• [What is being asked]: Scan the lines below for the string "data" and report how many lines contain it, giving only the number.

┄┄┄┄┄┄┄┄┄┄┄┄┄┄┄┄┄┄┄┄

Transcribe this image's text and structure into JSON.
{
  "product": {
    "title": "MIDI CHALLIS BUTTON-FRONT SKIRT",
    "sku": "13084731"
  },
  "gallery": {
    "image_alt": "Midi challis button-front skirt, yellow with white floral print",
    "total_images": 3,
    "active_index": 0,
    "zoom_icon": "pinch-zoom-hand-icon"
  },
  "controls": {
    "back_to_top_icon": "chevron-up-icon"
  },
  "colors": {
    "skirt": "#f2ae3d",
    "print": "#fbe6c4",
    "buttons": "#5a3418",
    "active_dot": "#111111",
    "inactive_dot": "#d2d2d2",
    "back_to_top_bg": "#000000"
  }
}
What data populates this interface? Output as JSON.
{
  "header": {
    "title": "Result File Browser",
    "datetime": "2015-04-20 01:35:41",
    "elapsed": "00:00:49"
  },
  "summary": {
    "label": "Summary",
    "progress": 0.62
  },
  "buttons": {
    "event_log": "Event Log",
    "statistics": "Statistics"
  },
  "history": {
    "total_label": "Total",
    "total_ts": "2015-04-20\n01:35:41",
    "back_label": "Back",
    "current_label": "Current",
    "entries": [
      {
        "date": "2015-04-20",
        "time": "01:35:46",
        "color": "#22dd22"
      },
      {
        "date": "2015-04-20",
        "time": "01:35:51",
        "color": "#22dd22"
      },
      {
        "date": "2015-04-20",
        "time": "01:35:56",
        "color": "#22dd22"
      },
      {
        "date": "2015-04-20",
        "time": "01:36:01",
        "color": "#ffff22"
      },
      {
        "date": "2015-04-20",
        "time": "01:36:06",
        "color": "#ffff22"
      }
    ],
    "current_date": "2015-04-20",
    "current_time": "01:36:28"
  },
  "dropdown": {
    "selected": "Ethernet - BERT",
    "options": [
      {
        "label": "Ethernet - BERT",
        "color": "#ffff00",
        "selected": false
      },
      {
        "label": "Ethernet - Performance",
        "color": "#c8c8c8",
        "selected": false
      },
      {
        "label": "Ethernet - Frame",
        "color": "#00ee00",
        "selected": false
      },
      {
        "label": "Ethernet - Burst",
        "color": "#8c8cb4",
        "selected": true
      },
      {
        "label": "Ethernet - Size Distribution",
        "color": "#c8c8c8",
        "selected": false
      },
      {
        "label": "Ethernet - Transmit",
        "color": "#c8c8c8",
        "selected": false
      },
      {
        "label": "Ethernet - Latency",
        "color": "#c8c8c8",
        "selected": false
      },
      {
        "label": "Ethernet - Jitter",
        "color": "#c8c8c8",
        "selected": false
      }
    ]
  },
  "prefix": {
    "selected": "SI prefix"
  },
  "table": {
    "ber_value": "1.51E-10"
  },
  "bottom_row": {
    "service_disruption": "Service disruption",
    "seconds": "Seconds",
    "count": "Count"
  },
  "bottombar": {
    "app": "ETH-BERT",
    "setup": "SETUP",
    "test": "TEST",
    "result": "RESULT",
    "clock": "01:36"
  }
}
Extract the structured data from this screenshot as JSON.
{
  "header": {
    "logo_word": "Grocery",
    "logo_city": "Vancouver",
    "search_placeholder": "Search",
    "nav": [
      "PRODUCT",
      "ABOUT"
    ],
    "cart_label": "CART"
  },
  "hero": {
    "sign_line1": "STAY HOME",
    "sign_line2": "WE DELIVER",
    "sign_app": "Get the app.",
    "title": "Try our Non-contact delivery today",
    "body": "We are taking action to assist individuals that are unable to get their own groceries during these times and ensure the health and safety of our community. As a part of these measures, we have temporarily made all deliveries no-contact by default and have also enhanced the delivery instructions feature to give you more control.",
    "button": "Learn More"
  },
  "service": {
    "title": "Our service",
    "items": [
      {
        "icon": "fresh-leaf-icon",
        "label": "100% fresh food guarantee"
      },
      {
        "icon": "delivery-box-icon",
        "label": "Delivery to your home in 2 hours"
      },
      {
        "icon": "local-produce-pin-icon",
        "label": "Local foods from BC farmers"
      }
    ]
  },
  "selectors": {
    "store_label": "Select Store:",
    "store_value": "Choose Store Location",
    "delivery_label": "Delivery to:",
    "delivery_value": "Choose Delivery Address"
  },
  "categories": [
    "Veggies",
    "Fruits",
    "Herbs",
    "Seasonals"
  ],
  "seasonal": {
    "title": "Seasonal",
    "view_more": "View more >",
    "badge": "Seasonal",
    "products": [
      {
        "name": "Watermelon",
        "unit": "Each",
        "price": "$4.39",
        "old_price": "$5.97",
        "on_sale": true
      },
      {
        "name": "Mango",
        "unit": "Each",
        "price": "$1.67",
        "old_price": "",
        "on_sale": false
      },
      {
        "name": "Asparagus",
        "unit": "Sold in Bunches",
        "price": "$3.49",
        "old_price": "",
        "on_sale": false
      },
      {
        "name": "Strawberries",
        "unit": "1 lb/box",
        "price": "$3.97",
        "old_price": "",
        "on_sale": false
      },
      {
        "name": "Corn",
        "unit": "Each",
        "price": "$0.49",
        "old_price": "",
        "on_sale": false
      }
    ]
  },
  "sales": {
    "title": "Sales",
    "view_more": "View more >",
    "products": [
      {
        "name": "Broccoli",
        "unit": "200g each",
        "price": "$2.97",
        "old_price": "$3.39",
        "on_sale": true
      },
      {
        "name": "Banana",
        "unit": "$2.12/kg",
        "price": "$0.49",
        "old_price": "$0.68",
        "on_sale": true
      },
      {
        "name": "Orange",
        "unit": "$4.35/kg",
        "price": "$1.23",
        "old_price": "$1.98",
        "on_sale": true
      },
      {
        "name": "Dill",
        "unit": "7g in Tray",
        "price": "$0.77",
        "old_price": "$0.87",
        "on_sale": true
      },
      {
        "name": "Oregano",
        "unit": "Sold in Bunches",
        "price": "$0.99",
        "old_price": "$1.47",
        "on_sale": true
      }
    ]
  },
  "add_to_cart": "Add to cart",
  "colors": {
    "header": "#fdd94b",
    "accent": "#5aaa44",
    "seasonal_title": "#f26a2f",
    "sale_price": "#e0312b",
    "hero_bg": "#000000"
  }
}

┄┄┄┄┄┄┄┄┄┄┄┄┄┄┄┄┄┄┄┄

• [Solution to this exercise]: 2